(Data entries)
◇ ◇ ◇ ◇ ◇ ◇ ◇

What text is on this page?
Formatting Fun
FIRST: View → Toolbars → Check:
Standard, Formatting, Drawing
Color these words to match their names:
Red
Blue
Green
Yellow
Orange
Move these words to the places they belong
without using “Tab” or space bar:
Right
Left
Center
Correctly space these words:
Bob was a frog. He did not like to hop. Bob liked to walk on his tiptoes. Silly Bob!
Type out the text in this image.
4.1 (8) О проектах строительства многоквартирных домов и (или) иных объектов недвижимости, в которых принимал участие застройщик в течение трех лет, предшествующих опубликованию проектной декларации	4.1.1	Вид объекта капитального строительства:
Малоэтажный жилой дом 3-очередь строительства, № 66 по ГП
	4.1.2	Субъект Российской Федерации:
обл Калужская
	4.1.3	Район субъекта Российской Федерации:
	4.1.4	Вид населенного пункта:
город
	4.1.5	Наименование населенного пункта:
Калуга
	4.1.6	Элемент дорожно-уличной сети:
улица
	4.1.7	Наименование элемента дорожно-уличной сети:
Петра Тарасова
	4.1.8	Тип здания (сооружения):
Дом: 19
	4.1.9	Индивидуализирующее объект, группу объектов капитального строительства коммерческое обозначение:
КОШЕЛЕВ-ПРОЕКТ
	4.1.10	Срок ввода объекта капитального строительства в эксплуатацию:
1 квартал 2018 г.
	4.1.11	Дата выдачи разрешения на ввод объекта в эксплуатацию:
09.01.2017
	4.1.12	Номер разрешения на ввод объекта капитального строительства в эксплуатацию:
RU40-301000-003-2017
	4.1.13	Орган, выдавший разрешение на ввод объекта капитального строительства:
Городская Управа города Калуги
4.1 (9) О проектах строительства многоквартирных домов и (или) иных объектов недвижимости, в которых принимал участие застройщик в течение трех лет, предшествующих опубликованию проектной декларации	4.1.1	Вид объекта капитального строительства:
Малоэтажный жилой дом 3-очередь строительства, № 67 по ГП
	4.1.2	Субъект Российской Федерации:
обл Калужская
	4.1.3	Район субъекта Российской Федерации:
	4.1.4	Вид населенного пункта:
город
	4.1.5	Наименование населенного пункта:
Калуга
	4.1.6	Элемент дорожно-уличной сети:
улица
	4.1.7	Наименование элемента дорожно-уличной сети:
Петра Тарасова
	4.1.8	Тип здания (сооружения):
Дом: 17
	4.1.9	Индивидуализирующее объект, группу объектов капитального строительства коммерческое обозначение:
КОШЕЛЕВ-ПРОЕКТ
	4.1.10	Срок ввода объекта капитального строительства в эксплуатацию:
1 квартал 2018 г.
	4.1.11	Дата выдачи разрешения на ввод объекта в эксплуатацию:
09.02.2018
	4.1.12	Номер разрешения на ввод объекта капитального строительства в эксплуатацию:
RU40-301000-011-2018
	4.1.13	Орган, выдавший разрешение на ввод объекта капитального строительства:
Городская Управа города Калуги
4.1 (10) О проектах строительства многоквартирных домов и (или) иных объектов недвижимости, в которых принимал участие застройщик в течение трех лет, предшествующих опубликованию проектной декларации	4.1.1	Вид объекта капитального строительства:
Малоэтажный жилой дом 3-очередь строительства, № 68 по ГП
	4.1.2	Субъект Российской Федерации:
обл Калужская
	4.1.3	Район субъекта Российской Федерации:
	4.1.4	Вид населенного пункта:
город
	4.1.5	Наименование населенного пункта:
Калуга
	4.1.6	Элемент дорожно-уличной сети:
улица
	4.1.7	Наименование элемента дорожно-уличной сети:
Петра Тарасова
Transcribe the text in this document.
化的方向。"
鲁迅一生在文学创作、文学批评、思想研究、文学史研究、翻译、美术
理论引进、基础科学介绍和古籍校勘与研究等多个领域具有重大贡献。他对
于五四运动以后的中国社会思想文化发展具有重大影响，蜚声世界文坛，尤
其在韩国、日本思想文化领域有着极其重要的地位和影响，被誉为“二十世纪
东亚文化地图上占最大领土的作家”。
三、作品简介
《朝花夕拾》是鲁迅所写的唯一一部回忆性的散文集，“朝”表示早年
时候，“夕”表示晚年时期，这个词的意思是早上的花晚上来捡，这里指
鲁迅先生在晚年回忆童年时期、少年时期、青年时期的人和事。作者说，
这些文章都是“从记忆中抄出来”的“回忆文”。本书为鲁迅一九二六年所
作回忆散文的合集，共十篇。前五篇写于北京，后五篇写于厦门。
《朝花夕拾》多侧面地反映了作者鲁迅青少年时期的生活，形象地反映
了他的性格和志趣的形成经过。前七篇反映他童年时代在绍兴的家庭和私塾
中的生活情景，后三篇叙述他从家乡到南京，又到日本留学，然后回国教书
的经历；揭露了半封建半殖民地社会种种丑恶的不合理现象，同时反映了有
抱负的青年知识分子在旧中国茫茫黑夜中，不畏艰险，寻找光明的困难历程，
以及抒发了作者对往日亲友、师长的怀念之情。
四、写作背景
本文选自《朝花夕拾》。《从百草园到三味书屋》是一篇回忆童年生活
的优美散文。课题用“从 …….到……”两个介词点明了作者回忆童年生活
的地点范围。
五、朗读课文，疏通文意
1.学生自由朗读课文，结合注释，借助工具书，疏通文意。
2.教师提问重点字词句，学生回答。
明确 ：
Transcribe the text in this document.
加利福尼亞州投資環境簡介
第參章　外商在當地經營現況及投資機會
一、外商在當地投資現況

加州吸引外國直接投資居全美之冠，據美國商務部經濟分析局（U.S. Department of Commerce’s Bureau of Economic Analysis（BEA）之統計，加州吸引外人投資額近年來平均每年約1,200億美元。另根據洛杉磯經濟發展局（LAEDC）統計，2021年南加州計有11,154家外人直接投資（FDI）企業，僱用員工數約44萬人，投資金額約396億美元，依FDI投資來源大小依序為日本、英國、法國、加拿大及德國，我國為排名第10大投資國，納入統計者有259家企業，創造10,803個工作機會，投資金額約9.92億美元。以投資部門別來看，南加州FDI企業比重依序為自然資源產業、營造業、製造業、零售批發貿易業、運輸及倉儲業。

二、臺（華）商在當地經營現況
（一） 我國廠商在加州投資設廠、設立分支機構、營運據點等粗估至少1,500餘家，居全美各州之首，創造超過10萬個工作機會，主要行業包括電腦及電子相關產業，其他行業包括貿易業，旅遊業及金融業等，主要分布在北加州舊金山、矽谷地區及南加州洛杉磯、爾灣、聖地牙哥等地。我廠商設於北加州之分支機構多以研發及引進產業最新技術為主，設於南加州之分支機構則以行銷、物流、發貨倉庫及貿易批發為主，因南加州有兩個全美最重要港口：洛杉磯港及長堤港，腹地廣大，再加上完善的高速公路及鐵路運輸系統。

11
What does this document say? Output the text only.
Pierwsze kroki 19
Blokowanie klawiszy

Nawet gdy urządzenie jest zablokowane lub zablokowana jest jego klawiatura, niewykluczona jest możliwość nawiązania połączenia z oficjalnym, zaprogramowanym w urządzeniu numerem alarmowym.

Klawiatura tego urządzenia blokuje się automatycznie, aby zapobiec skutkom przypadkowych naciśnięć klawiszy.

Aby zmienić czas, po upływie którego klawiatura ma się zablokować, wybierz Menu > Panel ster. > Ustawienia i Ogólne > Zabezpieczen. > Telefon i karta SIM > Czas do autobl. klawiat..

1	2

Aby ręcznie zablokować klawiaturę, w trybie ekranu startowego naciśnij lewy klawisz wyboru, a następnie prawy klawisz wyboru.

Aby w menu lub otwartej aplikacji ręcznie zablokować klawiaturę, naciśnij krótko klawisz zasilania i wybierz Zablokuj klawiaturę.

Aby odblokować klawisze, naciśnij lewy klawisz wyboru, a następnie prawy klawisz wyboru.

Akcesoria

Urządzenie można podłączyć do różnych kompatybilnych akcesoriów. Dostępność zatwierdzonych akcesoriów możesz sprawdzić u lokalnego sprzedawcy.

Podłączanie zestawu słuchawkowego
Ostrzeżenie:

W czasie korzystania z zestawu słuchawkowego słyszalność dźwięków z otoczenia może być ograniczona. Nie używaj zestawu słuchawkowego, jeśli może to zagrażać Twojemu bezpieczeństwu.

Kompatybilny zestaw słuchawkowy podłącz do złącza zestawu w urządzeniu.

◇ ◇ ◇ ◇ ◇ ◇ ◇

** Given request **
Gather all lines of the records that include the word "zestawu".

** Right answer **
Podłączanie zestawu słuchawkowego
W czasie korzystania z zestawu słuchawkowego słyszalność dźwięków z otoczenia może być ograniczona. Nie używaj zestawu słuchawkowego, jeśli może to zagrażać Twojemu bezpieczeństwu.
Kompatybilny zestaw słuchawkowy podłącz do złącza zestawu w urządzeniu.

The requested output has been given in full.